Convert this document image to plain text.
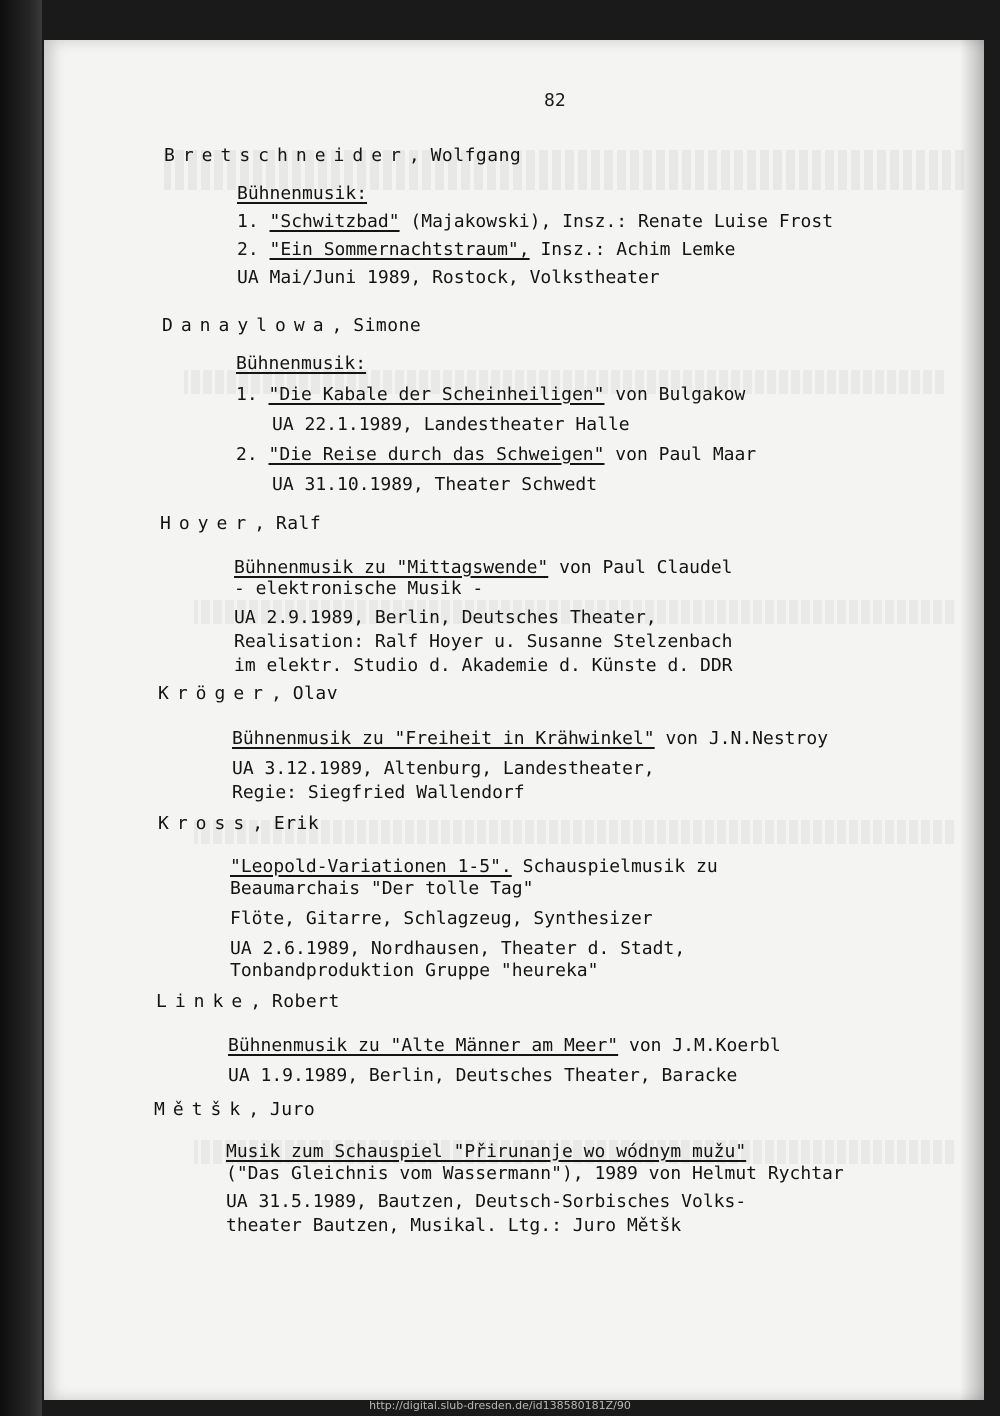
82
Bretschneider, Wolfgang
Bühnenmusik:
1. "Schwitzbad" (Majakowski), Insz.: Renate Luise Frost
2. "Ein Sommernachtstraum", Insz.: Achim Lemke
UA Mai/Juni 1989, Rostock, Volkstheater
Danaylowa, Simone
Bühnenmusik:
1. "Die Kabale der Scheinheiligen" von Bulgakow
UA 22.1.1989, Landestheater Halle
2. "Die Reise durch das Schweigen" von Paul Maar
UA 31.10.1989, Theater Schwedt
Hoyer, Ralf
Bühnenmusik zu "Mittagswende" von Paul Claudel
- elektronische Musik -
UA 2.9.1989, Berlin, Deutsches Theater,
Realisation: Ralf Hoyer u. Susanne Stelzenbach
im elektr. Studio d. Akademie d. Künste d. DDR
Kröger, Olav
Bühnenmusik zu "Freiheit in Krähwinkel" von J.N.Nestroy
UA 3.12.1989, Altenburg, Landestheater,
Regie: Siegfried Wallendorf
Kross, Erik
"Leopold-Variationen 1-5". Schauspielmusik zu
Beaumarchais "Der tolle Tag"
Flöte, Gitarre, Schlagzeug, Synthesizer
UA 2.6.1989, Nordhausen, Theater d. Stadt,
Tonbandproduktion Gruppe "heureka"
Linke, Robert
Bühnenmusik zu "Alte Männer am Meer" von J.M.Koerbl
UA 1.9.1989, Berlin, Deutsches Theater, Baracke
Mětšk, Juro
Musik zum Schauspiel "Přirunanje wo wódnym mužu"
("Das Gleichnis vom Wassermann"), 1989 von Helmut Rychtar
UA 31.5.1989, Bautzen, Deutsch-Sorbisches Volks-
theater Bautzen, Musikal. Ltg.: Juro Mětšk
http://digital.slub-dresden.de/id138580181Z/90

GIVEN PROBLEM: From the records above, pull out every line containing the word "Deutsches".

COMPLETE OUTPUT:
UA 2.9.1989, Berlin, Deutsches Theater,
UA 1.9.1989, Berlin, Deutsches Theater, Baracke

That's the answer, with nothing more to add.